* Task objective *
Report how many lines below contain the word "structured". Give only the number.

Data items

>>

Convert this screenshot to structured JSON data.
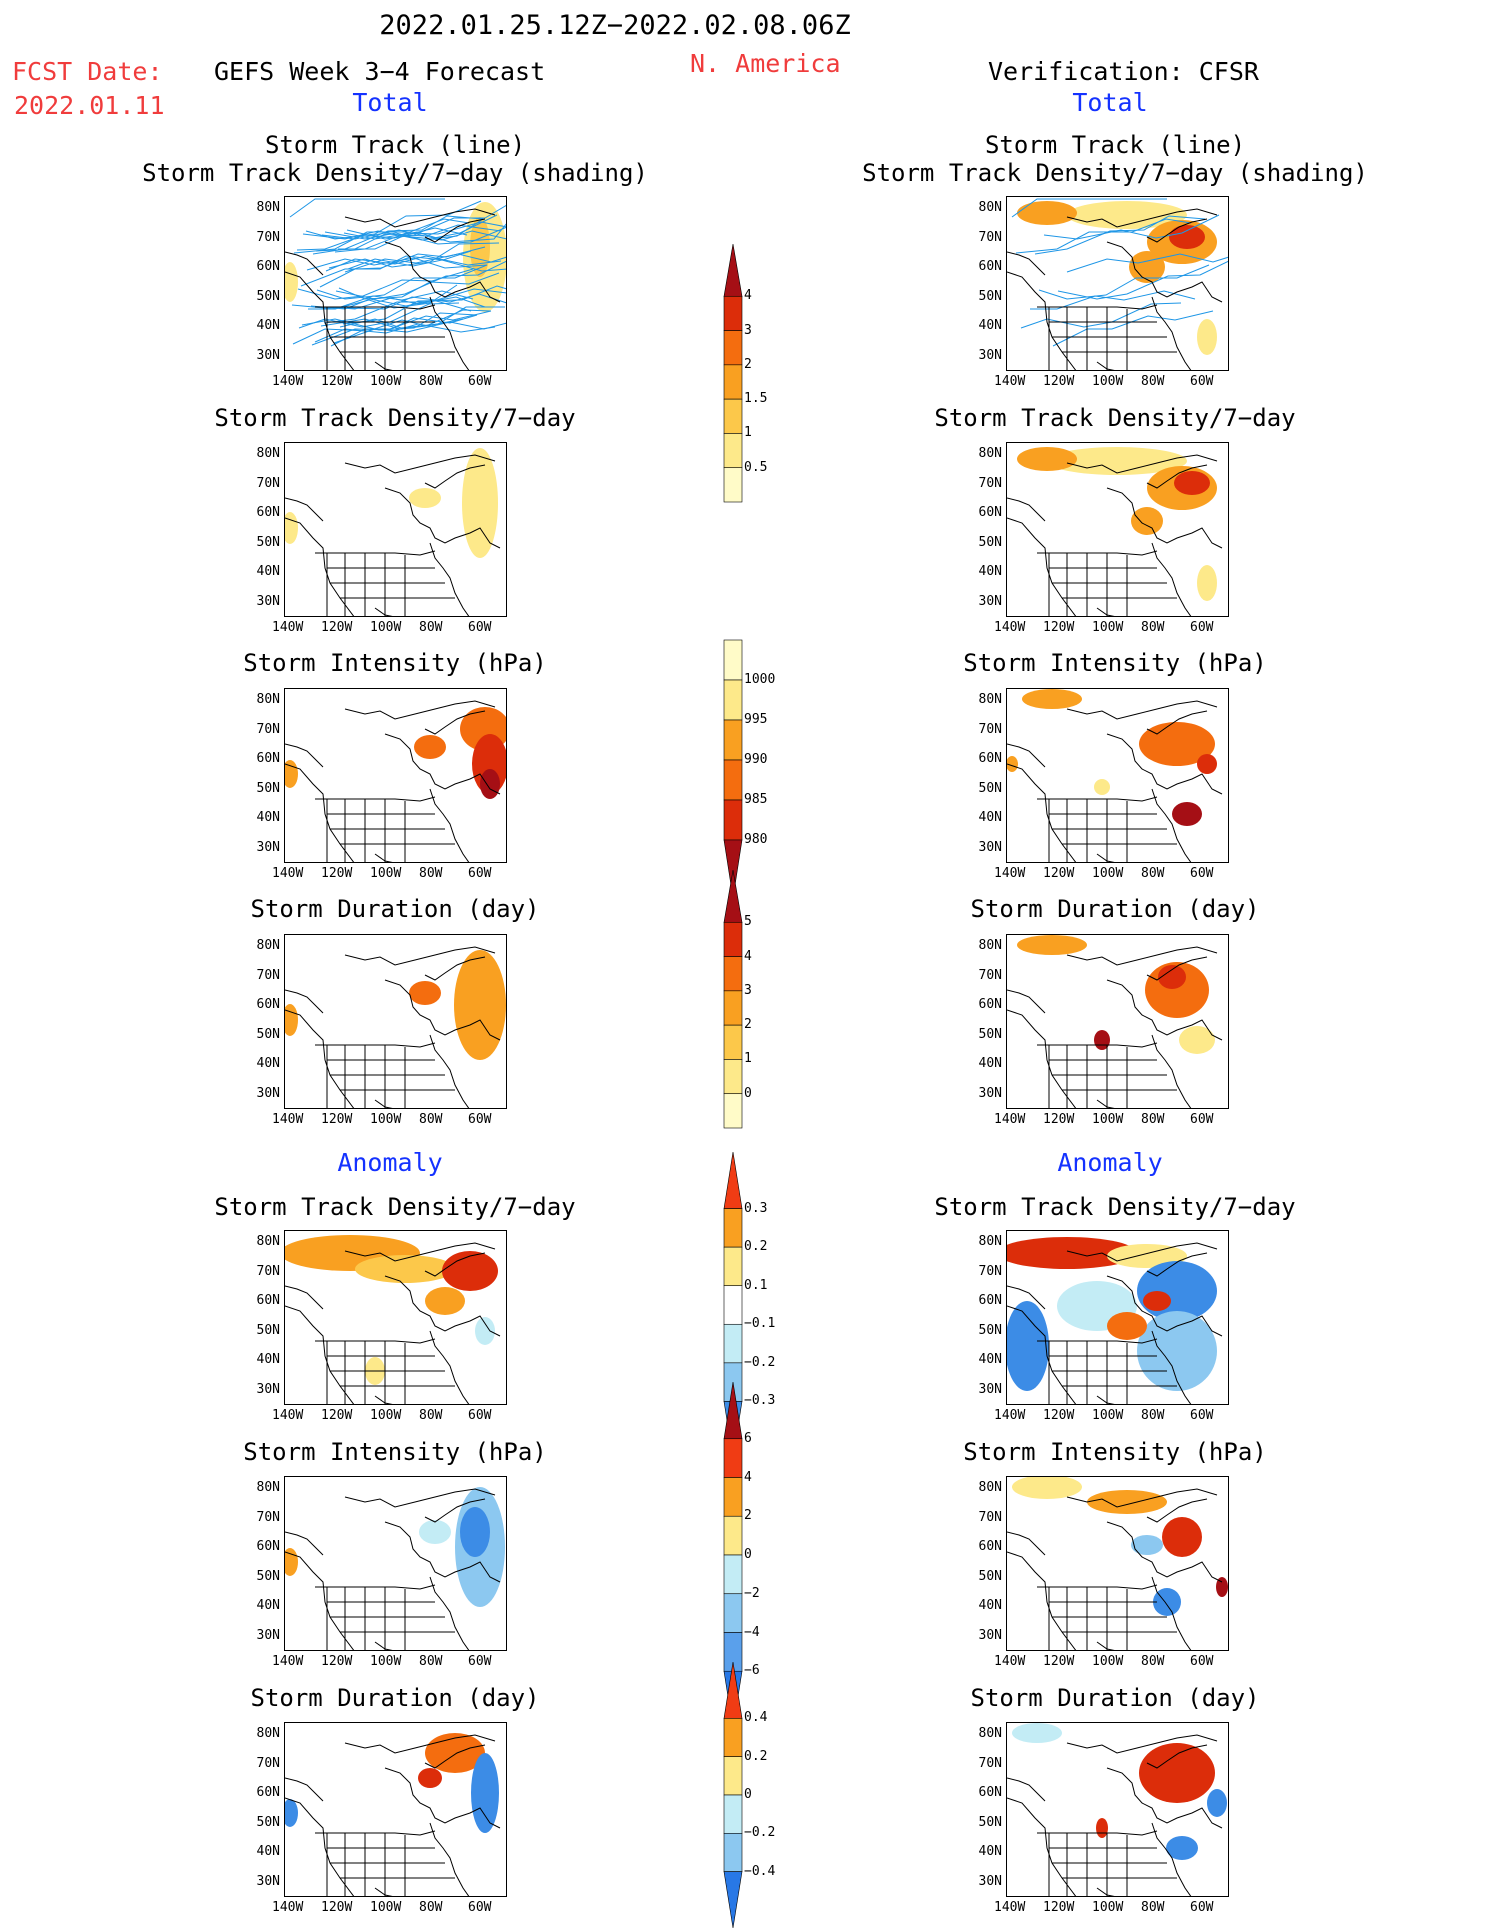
{
  "header": {
    "period": "2022.01.25.12Z−2022.02.08.06Z",
    "fcst_label": "FCST Date:",
    "fcst_date": "2022.01.11",
    "left_title": "GEFS Week 3−4 Forecast",
    "region": "N. America",
    "right_title": "Verification: CFSR",
    "total_left": "Total",
    "total_right": "Total",
    "anomaly_left": "Anomaly",
    "anomaly_right": "Anomaly"
  },
  "axis": {
    "lat_labels": [
      "80N",
      "70N",
      "60N",
      "50N",
      "40N",
      "30N"
    ],
    "lon_labels": [
      "140W",
      "120W",
      "100W",
      "80W",
      "60W"
    ]
  },
  "panels": {
    "track_title_1": "Storm Track (line)",
    "track_title_2": "Storm Track Density/7−day (shading)",
    "density": "Storm Track Density/7−day",
    "intensity": "Storm Intensity (hPa)",
    "duration": "Storm Duration (day)"
  },
  "colorbars": [
    {
      "id": "density-total",
      "labels": [
        "4",
        "3",
        "2",
        "1.5",
        "1",
        "0.5"
      ],
      "colors": [
        "#a50f15",
        "#dc2d0a",
        "#f46d0f",
        "#f9a021",
        "#fcc84a",
        "#fde98a",
        "#fffbc8"
      ]
    },
    {
      "id": "intensity-total",
      "labels": [
        "1000",
        "995",
        "990",
        "985",
        "980"
      ],
      "colors": [
        "#fffbc8",
        "#fde98a",
        "#f9a021",
        "#f46d0f",
        "#dc2d0a",
        "#a50f15"
      ]
    },
    {
      "id": "duration-total",
      "labels": [
        "5",
        "4",
        "3",
        "2",
        "1",
        "0"
      ],
      "colors": [
        "#a50f15",
        "#dc2d0a",
        "#f46d0f",
        "#f9a021",
        "#fcc84a",
        "#fde98a",
        "#fffbc8"
      ]
    },
    {
      "id": "density-anom",
      "labels": [
        "0.3",
        "0.2",
        "0.1",
        "−0.1",
        "−0.2",
        "−0.3"
      ],
      "colors": [
        "#f03c14",
        "#f9a021",
        "#fde98a",
        "#ffffff",
        "#c3ecf5",
        "#8cc8f0",
        "#3c8ce6"
      ]
    },
    {
      "id": "intensity-anom",
      "labels": [
        "6",
        "4",
        "2",
        "0",
        "−2",
        "−4",
        "−6"
      ],
      "colors": [
        "#a50f15",
        "#f03c14",
        "#f9a021",
        "#fde98a",
        "#c3ecf5",
        "#8cc8f0",
        "#5aa0eb",
        "#2878e6"
      ]
    },
    {
      "id": "duration-anom",
      "labels": [
        "0.4",
        "0.2",
        "0",
        "−0.2",
        "−0.4"
      ],
      "colors": [
        "#f03c14",
        "#f9a021",
        "#fde98a",
        "#c3ecf5",
        "#8cc8f0",
        "#2878e6"
      ]
    }
  ]
}
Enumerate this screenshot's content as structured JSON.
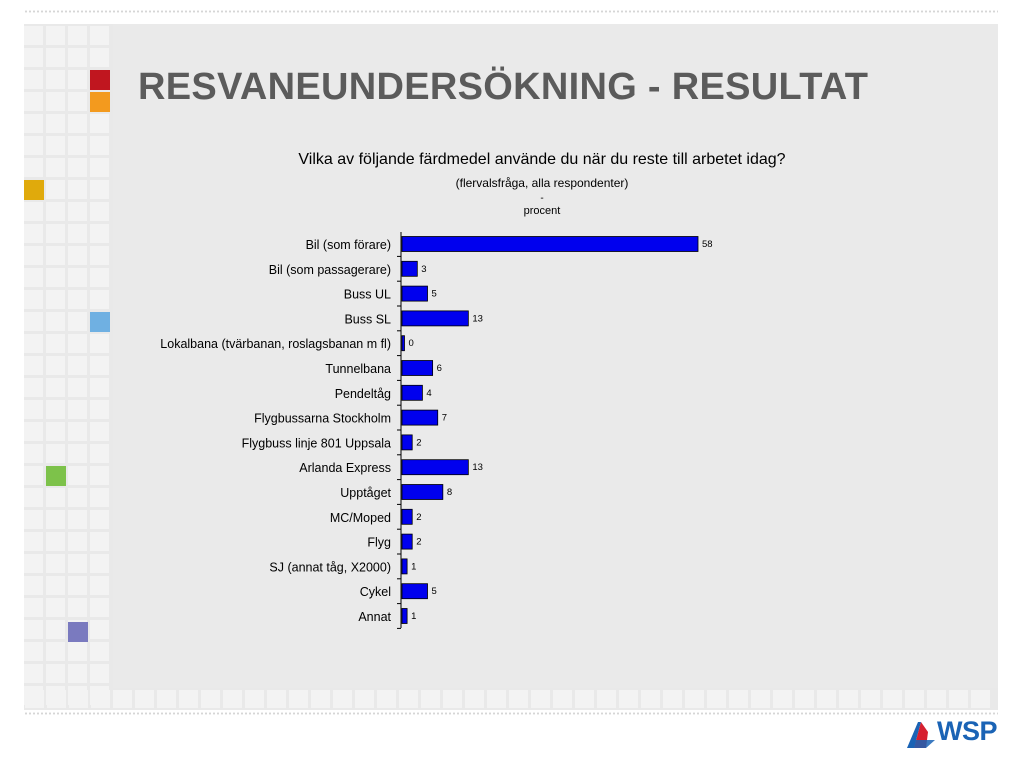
{
  "slide": {
    "title": "RESVANEUNDERSÖKNING - RESULTAT",
    "logo_text": "WSP",
    "accent_colors": [
      "#c0161f",
      "#f39a1e",
      "#e0aa0c",
      "#6fb0e2",
      "#7dc24a",
      "#7a7abf"
    ]
  },
  "chart_data": {
    "type": "bar",
    "orientation": "horizontal",
    "title": "Vilka av följande färdmedel använde du när du reste till arbetet idag?",
    "subtitle": "(flervalsfråga, alla respondenter)",
    "separator": "-",
    "unit": "procent",
    "categories": [
      "Bil (som förare)",
      "Bil (som passagerare)",
      "Buss UL",
      "Buss SL",
      "Lokalbana (tvärbanan, roslagsbanan m fl)",
      "Tunnelbana",
      "Pendeltåg",
      "Flygbussarna Stockholm",
      "Flygbuss linje 801 Uppsala",
      "Arlanda Express",
      "Upptåget",
      "MC/Moped",
      "Flyg",
      "SJ (annat tåg, X2000)",
      "Cykel",
      "Annat"
    ],
    "values": [
      58,
      3,
      5,
      13,
      0,
      6,
      4,
      7,
      2,
      13,
      8,
      2,
      2,
      1,
      5,
      1
    ],
    "value_labels": [
      "58",
      "3",
      "5",
      "13",
      "0",
      "6",
      "4",
      "7",
      "2",
      "13",
      "8",
      "2",
      "2",
      "1",
      "5",
      "1"
    ],
    "bar_color": "#0000ee",
    "xlim": [
      0,
      58
    ],
    "grid": false,
    "legend": "none"
  }
}
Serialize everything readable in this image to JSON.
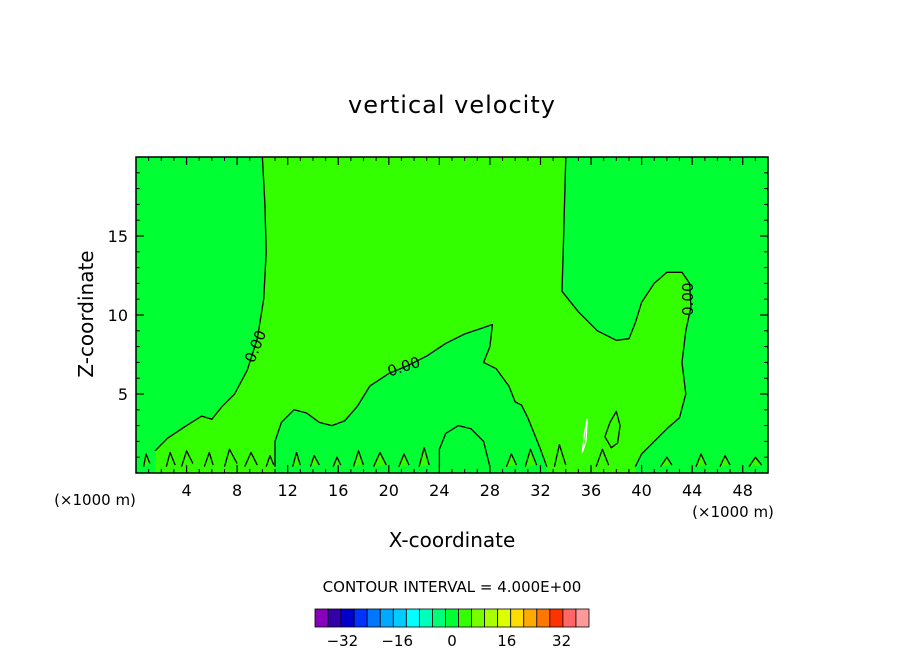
{
  "chart_data": {
    "type": "contour",
    "title": "vertical velocity",
    "xlabel": "X-coordinate",
    "ylabel": "Z-coordinate",
    "x_unit_left": "(×1000 m)",
    "x_unit_right": "(×1000 m)",
    "xlim": [
      0,
      50
    ],
    "ylim": [
      0,
      20
    ],
    "x_ticks": [
      4,
      8,
      12,
      16,
      20,
      24,
      28,
      32,
      36,
      40,
      44,
      48
    ],
    "y_ticks": [
      5,
      10,
      15
    ],
    "contour_interval_text": "CONTOUR INTERVAL = 4.000E+00",
    "contour_labels": [
      {
        "text": "0.00",
        "x": 9.5,
        "z": 8.0,
        "angle": -68
      },
      {
        "text": "0.00",
        "x": 21.2,
        "z": 6.7,
        "angle": -18
      },
      {
        "text": "0.00",
        "x": 43.7,
        "z": 11.0,
        "angle": -90
      }
    ],
    "contours": [
      [
        [
          10.0,
          20.0
        ],
        [
          10.2,
          17.0
        ],
        [
          10.3,
          14.0
        ],
        [
          10.1,
          11.0
        ],
        [
          9.6,
          8.5
        ],
        [
          8.8,
          6.5
        ],
        [
          7.8,
          5.0
        ],
        [
          6.8,
          4.2
        ],
        [
          6.0,
          3.4
        ],
        [
          5.2,
          3.6
        ],
        [
          4.0,
          3.0
        ],
        [
          2.5,
          2.2
        ],
        [
          1.5,
          1.4
        ]
      ],
      [
        [
          34.0,
          20.0
        ],
        [
          33.9,
          17.0
        ],
        [
          33.8,
          14.0
        ],
        [
          33.7,
          11.5
        ],
        [
          35.0,
          10.2
        ],
        [
          36.5,
          9.0
        ],
        [
          38.0,
          8.4
        ],
        [
          39.0,
          8.5
        ],
        [
          39.5,
          9.5
        ],
        [
          40.0,
          10.8
        ],
        [
          41.0,
          12.0
        ],
        [
          42.0,
          12.7
        ],
        [
          43.2,
          12.7
        ],
        [
          43.8,
          12.0
        ],
        [
          43.9,
          10.5
        ],
        [
          43.5,
          9.0
        ],
        [
          43.2,
          7.0
        ],
        [
          43.5,
          5.0
        ],
        [
          43.0,
          3.5
        ],
        [
          42.0,
          2.8
        ],
        [
          41.0,
          2.0
        ],
        [
          40.0,
          1.2
        ],
        [
          39.5,
          0.4
        ]
      ],
      [
        [
          11.0,
          0.4
        ],
        [
          11.0,
          2.0
        ],
        [
          11.5,
          3.2
        ],
        [
          12.5,
          4.0
        ],
        [
          13.5,
          3.8
        ],
        [
          14.5,
          3.2
        ],
        [
          15.5,
          3.0
        ],
        [
          16.5,
          3.3
        ],
        [
          17.5,
          4.2
        ],
        [
          18.5,
          5.5
        ],
        [
          20.0,
          6.3
        ],
        [
          21.5,
          6.8
        ],
        [
          23.0,
          7.4
        ],
        [
          24.5,
          8.2
        ],
        [
          26.0,
          8.8
        ],
        [
          27.5,
          9.2
        ],
        [
          28.2,
          9.4
        ],
        [
          28.0,
          8.0
        ],
        [
          27.5,
          7.0
        ],
        [
          28.5,
          6.6
        ],
        [
          29.5,
          5.5
        ],
        [
          30.0,
          4.5
        ],
        [
          30.5,
          4.3
        ],
        [
          31.0,
          3.5
        ],
        [
          31.5,
          2.5
        ],
        [
          32.0,
          1.5
        ],
        [
          32.5,
          0.4
        ]
      ],
      [
        [
          24.0,
          0.4
        ],
        [
          24.0,
          1.5
        ],
        [
          24.5,
          2.5
        ],
        [
          25.5,
          3.0
        ],
        [
          26.5,
          2.8
        ],
        [
          27.5,
          2.0
        ],
        [
          28.0,
          0.4
        ]
      ],
      [
        [
          37.1,
          2.3
        ],
        [
          37.5,
          3.2
        ],
        [
          38.0,
          3.9
        ],
        [
          38.3,
          3.0
        ],
        [
          38.1,
          1.9
        ],
        [
          37.6,
          1.6
        ],
        [
          37.1,
          2.3
        ]
      ],
      [
        [
          35.3,
          1.3
        ],
        [
          35.5,
          2.6
        ],
        [
          35.7,
          3.4
        ],
        [
          35.6,
          2.0
        ],
        [
          35.3,
          1.3
        ]
      ],
      [
        [
          0.6,
          0.4
        ],
        [
          0.8,
          1.2
        ],
        [
          1.1,
          0.6
        ]
      ],
      [
        [
          2.4,
          0.4
        ],
        [
          2.7,
          1.3
        ],
        [
          3.1,
          0.5
        ]
      ],
      [
        [
          3.6,
          0.4
        ],
        [
          4.0,
          1.4
        ],
        [
          4.5,
          0.6
        ]
      ],
      [
        [
          5.4,
          0.4
        ],
        [
          5.8,
          1.3
        ],
        [
          6.1,
          0.5
        ]
      ],
      [
        [
          7.0,
          0.4
        ],
        [
          7.4,
          1.5
        ],
        [
          8.0,
          0.6
        ]
      ],
      [
        [
          8.6,
          0.4
        ],
        [
          9.1,
          1.3
        ],
        [
          9.6,
          0.5
        ]
      ],
      [
        [
          10.3,
          0.4
        ],
        [
          10.6,
          1.1
        ],
        [
          10.9,
          0.5
        ]
      ],
      [
        [
          12.4,
          0.4
        ],
        [
          12.7,
          1.3
        ],
        [
          13.0,
          0.5
        ]
      ],
      [
        [
          13.8,
          0.4
        ],
        [
          14.1,
          1.1
        ],
        [
          14.5,
          0.5
        ]
      ],
      [
        [
          15.6,
          0.4
        ],
        [
          15.9,
          1.0
        ],
        [
          16.2,
          0.5
        ]
      ],
      [
        [
          17.2,
          0.4
        ],
        [
          17.6,
          1.4
        ],
        [
          18.0,
          0.5
        ]
      ],
      [
        [
          18.8,
          0.4
        ],
        [
          19.3,
          1.3
        ],
        [
          19.8,
          0.5
        ]
      ],
      [
        [
          20.8,
          0.4
        ],
        [
          21.2,
          1.2
        ],
        [
          21.6,
          0.5
        ]
      ],
      [
        [
          22.4,
          0.4
        ],
        [
          22.8,
          1.6
        ],
        [
          23.2,
          0.5
        ]
      ],
      [
        [
          29.3,
          0.4
        ],
        [
          29.7,
          1.2
        ],
        [
          30.1,
          0.5
        ]
      ],
      [
        [
          30.8,
          0.4
        ],
        [
          31.2,
          1.5
        ],
        [
          31.7,
          0.5
        ]
      ],
      [
        [
          33.1,
          0.4
        ],
        [
          33.5,
          1.8
        ],
        [
          34.0,
          0.5
        ]
      ],
      [
        [
          36.4,
          0.4
        ],
        [
          36.9,
          1.5
        ],
        [
          37.4,
          0.5
        ]
      ],
      [
        [
          41.5,
          0.4
        ],
        [
          42.0,
          1.0
        ],
        [
          42.4,
          0.5
        ]
      ],
      [
        [
          44.3,
          0.4
        ],
        [
          44.7,
          1.2
        ],
        [
          45.1,
          0.5
        ]
      ],
      [
        [
          46.2,
          0.4
        ],
        [
          46.6,
          1.1
        ],
        [
          47.0,
          0.5
        ]
      ],
      [
        [
          48.5,
          0.4
        ],
        [
          49.0,
          1.0
        ],
        [
          49.5,
          0.5
        ]
      ]
    ],
    "fill_regions": [
      {
        "value": 0,
        "color": "#00ff33"
      },
      {
        "value": 4,
        "color": "#33ff00"
      }
    ],
    "colorbar": {
      "colors": [
        "#8800bb",
        "#3300aa",
        "#0000cc",
        "#0033ff",
        "#0077ff",
        "#00aaff",
        "#00ccff",
        "#00ffff",
        "#00ffbb",
        "#00ff77",
        "#00ff33",
        "#33ff00",
        "#77ff00",
        "#aaff00",
        "#ddff00",
        "#ffdd00",
        "#ffaa00",
        "#ff7700",
        "#ff3300",
        "#ff6666",
        "#ff9999"
      ],
      "tick_labels": [
        "-32",
        "-16",
        "0",
        "16",
        "32"
      ],
      "tick_values": [
        -32,
        -16,
        0,
        16,
        32
      ],
      "min": -40,
      "max": 40
    }
  }
}
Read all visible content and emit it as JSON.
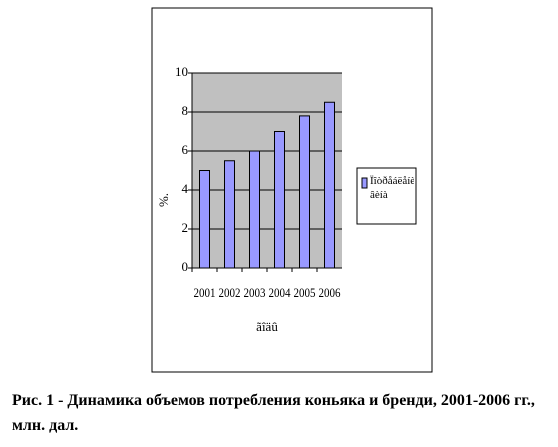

<<

* Solved exercise *
2